Task inputs »
^^^^^^^^^^^^^^^^

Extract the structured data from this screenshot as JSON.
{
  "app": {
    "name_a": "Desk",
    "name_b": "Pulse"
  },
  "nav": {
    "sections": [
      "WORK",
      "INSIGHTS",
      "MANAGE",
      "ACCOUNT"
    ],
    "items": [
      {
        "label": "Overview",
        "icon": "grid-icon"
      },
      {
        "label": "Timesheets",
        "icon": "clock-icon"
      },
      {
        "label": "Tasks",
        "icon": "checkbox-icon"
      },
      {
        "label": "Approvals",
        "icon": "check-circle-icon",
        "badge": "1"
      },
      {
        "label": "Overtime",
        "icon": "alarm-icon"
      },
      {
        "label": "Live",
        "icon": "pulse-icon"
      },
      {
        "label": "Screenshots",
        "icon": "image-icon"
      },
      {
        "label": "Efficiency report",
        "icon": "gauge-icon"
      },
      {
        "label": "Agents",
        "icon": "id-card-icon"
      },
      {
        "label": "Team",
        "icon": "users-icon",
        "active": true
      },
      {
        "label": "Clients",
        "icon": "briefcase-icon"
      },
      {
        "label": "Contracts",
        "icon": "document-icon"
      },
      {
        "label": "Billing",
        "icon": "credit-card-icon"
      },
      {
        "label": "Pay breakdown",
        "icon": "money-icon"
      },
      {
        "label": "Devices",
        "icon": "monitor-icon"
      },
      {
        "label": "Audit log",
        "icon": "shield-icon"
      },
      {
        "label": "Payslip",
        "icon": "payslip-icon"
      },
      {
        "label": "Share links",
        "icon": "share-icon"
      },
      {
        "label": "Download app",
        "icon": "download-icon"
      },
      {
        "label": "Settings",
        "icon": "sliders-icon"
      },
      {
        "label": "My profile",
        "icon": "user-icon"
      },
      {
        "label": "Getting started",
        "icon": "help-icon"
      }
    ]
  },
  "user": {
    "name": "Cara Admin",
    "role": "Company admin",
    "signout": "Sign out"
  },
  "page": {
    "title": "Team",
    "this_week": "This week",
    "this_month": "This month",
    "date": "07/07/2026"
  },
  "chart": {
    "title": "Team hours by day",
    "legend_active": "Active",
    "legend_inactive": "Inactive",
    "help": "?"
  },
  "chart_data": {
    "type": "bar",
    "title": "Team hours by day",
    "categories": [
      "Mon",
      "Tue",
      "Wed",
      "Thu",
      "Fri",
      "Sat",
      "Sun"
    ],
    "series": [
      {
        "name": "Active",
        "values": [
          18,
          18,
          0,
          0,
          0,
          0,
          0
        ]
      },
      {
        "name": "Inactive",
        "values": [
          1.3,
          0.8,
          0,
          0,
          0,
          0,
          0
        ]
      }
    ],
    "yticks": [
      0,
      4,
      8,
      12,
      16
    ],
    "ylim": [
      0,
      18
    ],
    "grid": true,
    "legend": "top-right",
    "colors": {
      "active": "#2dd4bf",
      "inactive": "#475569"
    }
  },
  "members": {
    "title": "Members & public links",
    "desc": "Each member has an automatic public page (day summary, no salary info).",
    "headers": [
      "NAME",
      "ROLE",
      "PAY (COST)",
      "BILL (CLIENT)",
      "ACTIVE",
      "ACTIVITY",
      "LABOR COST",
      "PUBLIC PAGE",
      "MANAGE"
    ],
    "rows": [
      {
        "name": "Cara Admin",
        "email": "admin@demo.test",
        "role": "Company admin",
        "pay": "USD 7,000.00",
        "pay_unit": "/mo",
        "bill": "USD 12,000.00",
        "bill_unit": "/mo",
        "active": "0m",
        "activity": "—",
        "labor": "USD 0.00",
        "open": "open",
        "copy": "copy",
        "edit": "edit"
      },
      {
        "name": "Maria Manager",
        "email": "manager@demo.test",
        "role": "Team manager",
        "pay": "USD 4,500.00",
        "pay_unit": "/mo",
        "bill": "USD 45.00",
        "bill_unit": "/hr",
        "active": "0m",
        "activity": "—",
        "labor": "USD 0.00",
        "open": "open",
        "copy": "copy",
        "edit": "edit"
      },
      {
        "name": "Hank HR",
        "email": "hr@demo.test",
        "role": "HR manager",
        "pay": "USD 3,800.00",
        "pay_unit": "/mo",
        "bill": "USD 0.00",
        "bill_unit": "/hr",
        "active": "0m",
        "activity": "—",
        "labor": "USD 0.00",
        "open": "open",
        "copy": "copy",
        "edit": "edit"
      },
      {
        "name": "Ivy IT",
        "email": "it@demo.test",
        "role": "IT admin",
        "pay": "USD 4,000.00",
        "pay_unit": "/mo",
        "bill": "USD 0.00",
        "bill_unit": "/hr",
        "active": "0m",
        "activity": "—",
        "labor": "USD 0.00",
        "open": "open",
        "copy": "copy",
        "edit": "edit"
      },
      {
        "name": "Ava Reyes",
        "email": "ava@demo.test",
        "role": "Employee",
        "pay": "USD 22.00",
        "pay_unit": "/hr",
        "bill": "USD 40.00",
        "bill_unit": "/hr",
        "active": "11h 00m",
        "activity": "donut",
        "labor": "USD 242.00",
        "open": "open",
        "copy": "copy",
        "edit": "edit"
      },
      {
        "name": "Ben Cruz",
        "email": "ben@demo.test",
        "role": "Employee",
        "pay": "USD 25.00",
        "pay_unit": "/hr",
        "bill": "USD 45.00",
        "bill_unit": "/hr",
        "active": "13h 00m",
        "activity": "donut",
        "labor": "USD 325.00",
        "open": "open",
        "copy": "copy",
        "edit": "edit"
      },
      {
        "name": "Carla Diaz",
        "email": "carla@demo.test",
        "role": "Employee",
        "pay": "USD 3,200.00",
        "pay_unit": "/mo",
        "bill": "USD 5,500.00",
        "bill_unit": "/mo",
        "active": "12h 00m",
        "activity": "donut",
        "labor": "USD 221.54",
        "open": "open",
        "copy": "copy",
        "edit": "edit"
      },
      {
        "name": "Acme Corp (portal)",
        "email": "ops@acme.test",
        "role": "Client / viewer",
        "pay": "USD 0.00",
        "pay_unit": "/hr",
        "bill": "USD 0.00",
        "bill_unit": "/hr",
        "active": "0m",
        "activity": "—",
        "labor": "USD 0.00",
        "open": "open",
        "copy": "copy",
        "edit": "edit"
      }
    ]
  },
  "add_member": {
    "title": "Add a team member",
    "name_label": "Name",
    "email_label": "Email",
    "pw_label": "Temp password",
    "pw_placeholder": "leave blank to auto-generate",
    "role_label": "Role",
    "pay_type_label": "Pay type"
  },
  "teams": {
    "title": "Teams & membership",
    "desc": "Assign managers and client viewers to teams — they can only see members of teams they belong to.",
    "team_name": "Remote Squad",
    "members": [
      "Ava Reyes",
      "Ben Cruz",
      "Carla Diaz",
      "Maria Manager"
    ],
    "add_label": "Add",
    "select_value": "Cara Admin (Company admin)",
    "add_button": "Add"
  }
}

^^^^^^^^^^^^^^^^

Written problem »
Retype all of the material, keeping each line exact.

Correct output »
Extract the structured data from this screenshot as JSON.
{
  "app": {
    "name_a": "Desk",
    "name_b": "Pulse"
  },
  "nav": {
    "sections": [
      "WORK",
      "INSIGHTS",
      "MANAGE",
      "ACCOUNT"
    ],
    "items": [
      {
        "label": "Overview",
        "icon": "grid-icon"
      },
      {
        "label": "Timesheets",
        "icon": "clock-icon"
      },
      {
        "label": "Tasks",
        "icon": "checkbox-icon"
      },
      {
        "label": "Approvals",
        "icon": "check-circle-icon",
        "badge": "1"
      },
      {
        "label": "Overtime",
        "icon": "alarm-icon"
      },
      {
        "label": "Live",
        "icon": "pulse-icon"
      },
      {
        "label": "Screenshots",
        "icon": "image-icon"
      },
      {
        "label": "Efficiency report",
        "icon": "gauge-icon"
      },
      {
        "label": "Agents",
        "icon": "id-card-icon"
      },
      {
        "label": "Team",
        "icon": "users-icon",
        "active": true
      },
      {
        "label": "Clients",
        "icon": "briefcase-icon"
      },
      {
        "label": "Contracts",
        "icon": "document-icon"
      },
      {
        "label": "Billing",
        "icon": "credit-card-icon"
      },
      {
        "label": "Pay breakdown",
        "icon": "money-icon"
      },
      {
        "label": "Devices",
        "icon": "monitor-icon"
      },
      {
        "label": "Audit log",
        "icon": "shield-icon"
      },
      {
        "label": "Payslip",
        "icon": "payslip-icon"
      },
      {
        "label": "Share links",
        "icon": "share-icon"
      },
      {
        "label": "Download app",
        "icon": "download-icon"
      },
      {
        "label": "Settings",
        "icon": "sliders-icon"
      },
      {
        "label": "My profile",
        "icon": "user-icon"
      },
      {
        "label": "Getting started",
        "icon": "help-icon"
      }
    ]
  },
  "user": {
    "name": "Cara Admin",
    "role": "Company admin",
    "signout": "Sign out"
  },
  "page": {
    "title": "Team",
    "this_week": "This week",
    "this_month": "This month",
    "date": "07/07/2026"
  },
  "chart": {
    "title": "Team hours by day",
    "legend_active": "Active",
    "legend_inactive": "Inactive",
    "help": "?"
  },
  "chart_data": {
    "type": "bar",
    "title": "Team hours by day",
    "categories": [
      "Mon",
      "Tue",
      "Wed",
      "Thu",
      "Fri",
      "Sat",
      "Sun"
    ],
    "series": [
      {
        "name": "Active",
        "values": [
          18,
          18,
          0,
          0,
          0,
          0,
          0
        ]
      },
      {
        "name": "Inactive",
        "values": [
          1.3,
          0.8,
          0,
          0,
          0,
          0,
          0
        ]
      }
    ],
    "yticks": [
      0,
      4,
      8,
      12,
      16
    ],
    "ylim": [
      0,
      18
    ],
    "grid": true,
    "legend": "top-right",
    "colors": {
      "active": "#2dd4bf",
      "inactive": "#475569"
    }
  },
  "members": {
    "title": "Members & public links",
    "desc": "Each member has an automatic public page (day summary, no salary info).",
    "headers": [
      "NAME",
      "ROLE",
      "PAY (COST)",
      "BILL (CLIENT)",
      "ACTIVE",
      "ACTIVITY",
      "LABOR COST",
      "PUBLIC PAGE",
      "MANAGE"
    ],
    "rows": [
      {
        "name": "Cara Admin",
        "email": "admin@demo.test",
        "role": "Company admin",
        "pay": "USD 7,000.00",
        "pay_unit": "/mo",
        "bill": "USD 12,000.00",
        "bill_unit": "/mo",
        "active": "0m",
        "activity": "—",
        "labor": "USD 0.00",
        "open": "open",
        "copy": "copy",
        "edit": "edit"
      },
      {
        "name": "Maria Manager",
        "email": "manager@demo.test",
        "role": "Team manager",
        "pay": "USD 4,500.00",
        "pay_unit": "/mo",
        "bill": "USD 45.00",
        "bill_unit": "/hr",
        "active": "0m",
        "activity": "—",
        "labor": "USD 0.00",
        "open": "open",
        "copy": "copy",
        "edit": "edit"
      },
      {
        "name": "Hank HR",
        "email": "hr@demo.test",
        "role": "HR manager",
        "pay": "USD 3,800.00",
        "pay_unit": "/mo",
        "bill": "USD 0.00",
        "bill_unit": "/hr",
        "active": "0m",
        "activity": "—",
        "labor": "USD 0.00",
        "open": "open",
        "copy": "copy",
        "edit": "edit"
      },
      {
        "name": "Ivy IT",
        "email": "it@demo.test",
        "role": "IT admin",
        "pay": "USD 4,000.00",
        "pay_unit": "/mo",
        "bill": "USD 0.00",
        "bill_unit": "/hr",
        "active": "0m",
        "activity": "—",
        "labor": "USD 0.00",
        "open": "open",
        "copy": "copy",
        "edit": "edit"
      },
      {
        "name": "Ava Reyes",
        "email": "ava@demo.test",
        "role": "Employee",
        "pay": "USD 22.00",
        "pay_unit": "/hr",
        "bill": "USD 40.00",
        "bill_unit": "/hr",
        "active": "11h 00m",
        "activity": "donut",
        "labor": "USD 242.00",
        "open": "open",
        "copy": "copy",
        "edit": "edit"
      },
      {
        "name": "Ben Cruz",
        "email": "ben@demo.test",
        "role": "Employee",
        "pay": "USD 25.00",
        "pay_unit": "/hr",
        "bill": "USD 45.00",
        "bill_unit": "/hr",
        "active": "13h 00m",
        "activity": "donut",
        "labor": "USD 325.00",
        "open": "open",
        "copy": "copy",
        "edit": "edit"
      },
      {
        "name": "Carla Diaz",
        "email": "carla@demo.test",
        "role": "Employee",
        "pay": "USD 3,200.00",
        "pay_unit": "/mo",
        "bill": "USD 5,500.00",
        "bill_unit": "/mo",
        "active": "12h 00m",
        "activity": "donut",
        "labor": "USD 221.54",
        "open": "open",
        "copy": "copy",
        "edit": "edit"
      },
      {
        "name": "Acme Corp (portal)",
        "email": "ops@acme.test",
        "role": "Client / viewer",
        "pay": "USD 0.00",
        "pay_unit": "/hr",
        "bill": "USD 0.00",
        "bill_unit": "/hr",
        "active": "0m",
        "activity": "—",
        "labor": "USD 0.00",
        "open": "open",
        "copy": "copy",
        "edit": "edit"
      }
    ]
  },
  "add_member": {
    "title": "Add a team member",
    "name_label": "Name",
    "email_label": "Email",
    "pw_label": "Temp password",
    "pw_placeholder": "leave blank to auto-generate",
    "role_label": "Role",
    "pay_type_label": "Pay type"
  },
  "teams": {
    "title": "Teams & membership",
    "desc": "Assign managers and client viewers to teams — they can only see members of teams they belong to.",
    "team_name": "Remote Squad",
    "members": [
      "Ava Reyes",
      "Ben Cruz",
      "Carla Diaz",
      "Maria Manager"
    ],
    "add_label": "Add",
    "select_value": "Cara Admin (Company admin)",
    "add_button": "Add"
  }
}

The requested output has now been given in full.